(WRITTEN INSTRUCTION) Write out the lines from the one containing "itemize the components" through the one containing "svg-text:CC: CC bbox=[430, 486, 443, 496]", both included, copying each exactly and leaving out the pictures.

(LISTING)
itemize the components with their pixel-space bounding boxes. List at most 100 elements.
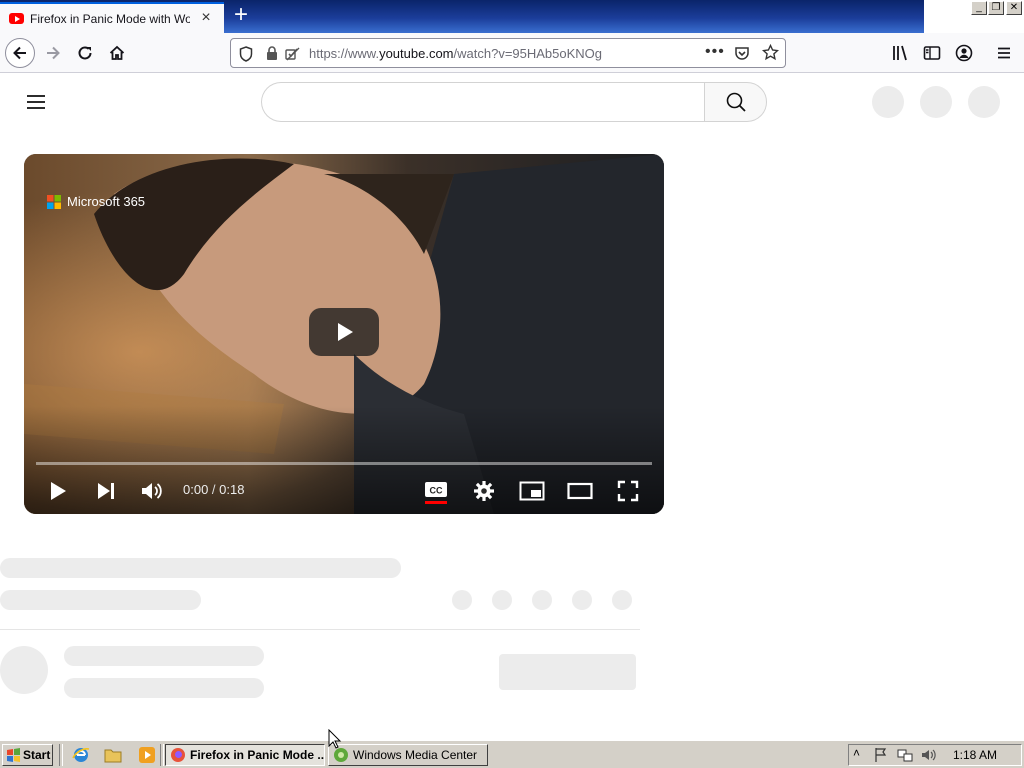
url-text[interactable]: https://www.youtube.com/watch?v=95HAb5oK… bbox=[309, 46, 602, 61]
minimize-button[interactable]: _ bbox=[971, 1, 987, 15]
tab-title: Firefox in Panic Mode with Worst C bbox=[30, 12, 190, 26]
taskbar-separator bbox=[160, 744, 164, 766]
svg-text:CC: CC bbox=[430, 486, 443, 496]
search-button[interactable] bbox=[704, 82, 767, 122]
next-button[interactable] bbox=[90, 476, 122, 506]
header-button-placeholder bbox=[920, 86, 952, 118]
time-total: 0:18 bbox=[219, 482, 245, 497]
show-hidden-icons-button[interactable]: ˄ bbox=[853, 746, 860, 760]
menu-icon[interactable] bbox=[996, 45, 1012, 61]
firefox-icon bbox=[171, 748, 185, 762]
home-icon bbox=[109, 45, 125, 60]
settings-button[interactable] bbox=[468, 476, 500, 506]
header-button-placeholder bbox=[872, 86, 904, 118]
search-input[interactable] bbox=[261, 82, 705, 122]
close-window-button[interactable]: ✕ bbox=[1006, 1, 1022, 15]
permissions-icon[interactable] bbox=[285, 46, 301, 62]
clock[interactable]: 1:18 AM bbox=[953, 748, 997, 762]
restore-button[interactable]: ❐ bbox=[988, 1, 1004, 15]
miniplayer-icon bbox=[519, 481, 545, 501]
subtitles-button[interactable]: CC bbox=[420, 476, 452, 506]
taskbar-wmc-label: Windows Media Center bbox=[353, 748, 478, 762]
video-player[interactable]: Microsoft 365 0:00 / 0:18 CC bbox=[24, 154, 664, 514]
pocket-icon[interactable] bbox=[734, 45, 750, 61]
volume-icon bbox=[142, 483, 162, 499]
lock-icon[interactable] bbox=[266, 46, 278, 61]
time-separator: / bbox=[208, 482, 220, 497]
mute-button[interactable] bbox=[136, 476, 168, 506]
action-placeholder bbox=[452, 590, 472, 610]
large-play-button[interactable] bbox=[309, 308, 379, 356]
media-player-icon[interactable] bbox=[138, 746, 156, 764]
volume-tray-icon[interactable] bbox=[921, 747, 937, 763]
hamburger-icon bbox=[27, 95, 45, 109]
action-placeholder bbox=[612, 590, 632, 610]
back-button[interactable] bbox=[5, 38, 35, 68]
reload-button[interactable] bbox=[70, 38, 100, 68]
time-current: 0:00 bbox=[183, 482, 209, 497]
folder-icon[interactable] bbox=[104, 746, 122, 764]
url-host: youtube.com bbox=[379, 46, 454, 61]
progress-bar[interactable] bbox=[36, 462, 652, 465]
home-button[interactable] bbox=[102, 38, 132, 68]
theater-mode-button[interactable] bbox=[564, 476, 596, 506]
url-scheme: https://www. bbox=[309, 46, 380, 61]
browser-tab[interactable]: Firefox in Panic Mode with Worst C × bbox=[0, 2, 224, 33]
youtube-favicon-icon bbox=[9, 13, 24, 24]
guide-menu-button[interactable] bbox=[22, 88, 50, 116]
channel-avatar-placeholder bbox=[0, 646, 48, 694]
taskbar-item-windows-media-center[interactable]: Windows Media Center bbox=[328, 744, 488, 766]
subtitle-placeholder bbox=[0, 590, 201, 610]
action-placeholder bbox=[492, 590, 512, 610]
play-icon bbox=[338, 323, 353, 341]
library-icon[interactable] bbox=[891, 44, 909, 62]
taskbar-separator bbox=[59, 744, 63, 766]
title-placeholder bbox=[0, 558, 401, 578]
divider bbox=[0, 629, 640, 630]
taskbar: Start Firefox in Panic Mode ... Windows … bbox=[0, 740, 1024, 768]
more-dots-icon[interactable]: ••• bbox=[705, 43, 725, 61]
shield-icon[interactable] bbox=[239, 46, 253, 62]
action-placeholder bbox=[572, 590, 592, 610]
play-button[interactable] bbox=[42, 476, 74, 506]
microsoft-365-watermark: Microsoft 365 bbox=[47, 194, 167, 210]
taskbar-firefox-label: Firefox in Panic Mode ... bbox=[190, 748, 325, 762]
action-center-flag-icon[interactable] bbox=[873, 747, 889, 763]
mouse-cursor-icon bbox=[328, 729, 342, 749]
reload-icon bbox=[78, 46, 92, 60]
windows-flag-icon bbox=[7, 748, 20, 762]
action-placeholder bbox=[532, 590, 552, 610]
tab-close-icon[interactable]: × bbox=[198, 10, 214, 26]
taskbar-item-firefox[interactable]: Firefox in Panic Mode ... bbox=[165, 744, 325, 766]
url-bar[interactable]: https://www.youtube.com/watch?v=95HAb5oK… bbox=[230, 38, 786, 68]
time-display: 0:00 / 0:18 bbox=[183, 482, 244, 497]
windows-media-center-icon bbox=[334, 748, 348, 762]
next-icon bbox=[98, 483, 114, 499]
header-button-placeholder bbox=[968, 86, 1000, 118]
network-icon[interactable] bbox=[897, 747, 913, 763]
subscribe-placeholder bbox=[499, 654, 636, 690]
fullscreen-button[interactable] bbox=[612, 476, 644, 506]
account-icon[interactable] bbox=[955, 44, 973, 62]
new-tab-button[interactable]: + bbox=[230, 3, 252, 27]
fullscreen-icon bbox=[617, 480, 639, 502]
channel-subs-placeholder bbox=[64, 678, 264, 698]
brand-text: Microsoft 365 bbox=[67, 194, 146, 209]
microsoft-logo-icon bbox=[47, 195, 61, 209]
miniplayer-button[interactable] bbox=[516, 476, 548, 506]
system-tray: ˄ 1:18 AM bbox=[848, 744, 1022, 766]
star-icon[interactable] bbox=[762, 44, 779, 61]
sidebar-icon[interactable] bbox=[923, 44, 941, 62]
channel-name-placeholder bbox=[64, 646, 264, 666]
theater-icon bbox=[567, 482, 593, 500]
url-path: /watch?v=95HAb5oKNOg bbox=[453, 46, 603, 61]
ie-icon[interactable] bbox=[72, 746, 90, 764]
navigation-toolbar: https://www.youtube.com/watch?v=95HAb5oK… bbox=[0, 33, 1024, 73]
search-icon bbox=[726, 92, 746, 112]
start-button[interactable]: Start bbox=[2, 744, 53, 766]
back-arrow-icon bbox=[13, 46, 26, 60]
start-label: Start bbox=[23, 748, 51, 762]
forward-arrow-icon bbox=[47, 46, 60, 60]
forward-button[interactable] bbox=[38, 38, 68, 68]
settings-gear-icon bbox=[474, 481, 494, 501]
* * *
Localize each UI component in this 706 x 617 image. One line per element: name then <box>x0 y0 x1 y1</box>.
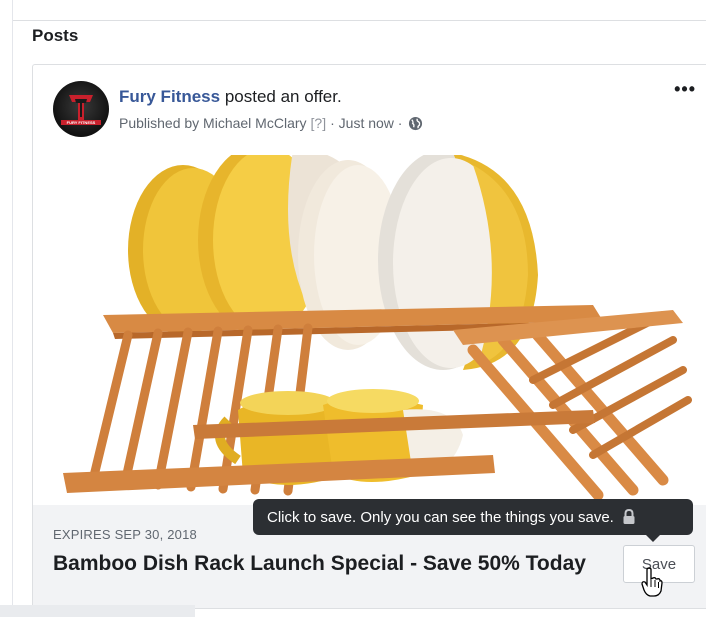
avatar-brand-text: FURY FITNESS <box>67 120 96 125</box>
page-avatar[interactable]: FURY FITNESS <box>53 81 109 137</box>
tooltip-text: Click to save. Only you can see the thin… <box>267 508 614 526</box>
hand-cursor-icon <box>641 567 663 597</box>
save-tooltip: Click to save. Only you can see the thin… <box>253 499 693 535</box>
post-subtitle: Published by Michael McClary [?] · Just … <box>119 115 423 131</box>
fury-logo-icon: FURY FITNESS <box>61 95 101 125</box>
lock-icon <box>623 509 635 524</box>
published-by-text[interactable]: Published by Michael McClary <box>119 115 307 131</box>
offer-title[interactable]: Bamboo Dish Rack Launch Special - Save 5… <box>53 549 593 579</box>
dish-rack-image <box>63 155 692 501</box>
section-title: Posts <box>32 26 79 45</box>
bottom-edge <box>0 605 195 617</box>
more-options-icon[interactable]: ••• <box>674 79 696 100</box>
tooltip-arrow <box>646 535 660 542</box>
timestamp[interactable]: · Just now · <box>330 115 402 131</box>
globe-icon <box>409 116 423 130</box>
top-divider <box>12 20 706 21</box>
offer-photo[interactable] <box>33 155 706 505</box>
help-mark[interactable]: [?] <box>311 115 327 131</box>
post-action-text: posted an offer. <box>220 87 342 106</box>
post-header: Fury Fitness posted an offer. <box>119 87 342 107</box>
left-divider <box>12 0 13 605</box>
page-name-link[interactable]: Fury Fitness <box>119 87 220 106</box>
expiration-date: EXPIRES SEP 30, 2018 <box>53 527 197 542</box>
==
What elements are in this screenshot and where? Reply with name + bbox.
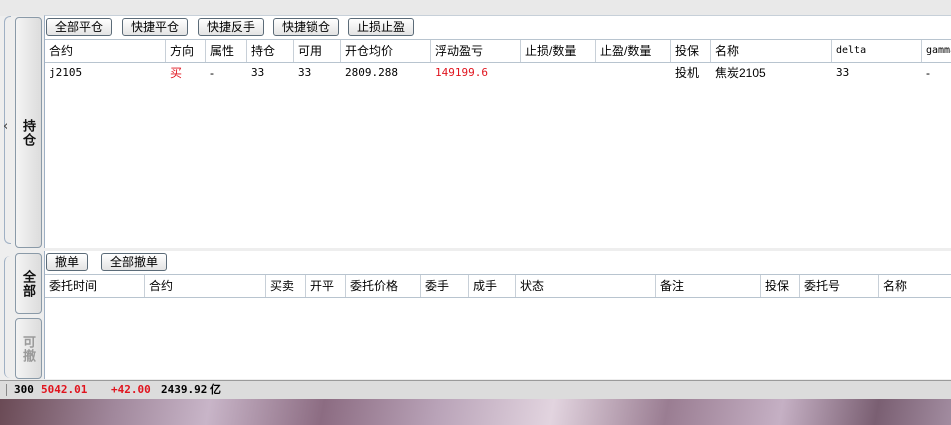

(ANSWER BELOW)
itemize the components with their pixel-space bounding boxes. List at most 100 elements.
url-text[interactable]: https://www.youtube.com/watch?v=95HAb5oK… bbox=[309, 46, 602, 61]
minimize-button[interactable]: _ bbox=[971, 1, 987, 15]
tab-title: Firefox in Panic Mode with Worst C bbox=[30, 12, 190, 26]
taskbar-separator bbox=[160, 744, 164, 766]
svg-text:CC: CC bbox=[430, 486, 443, 496]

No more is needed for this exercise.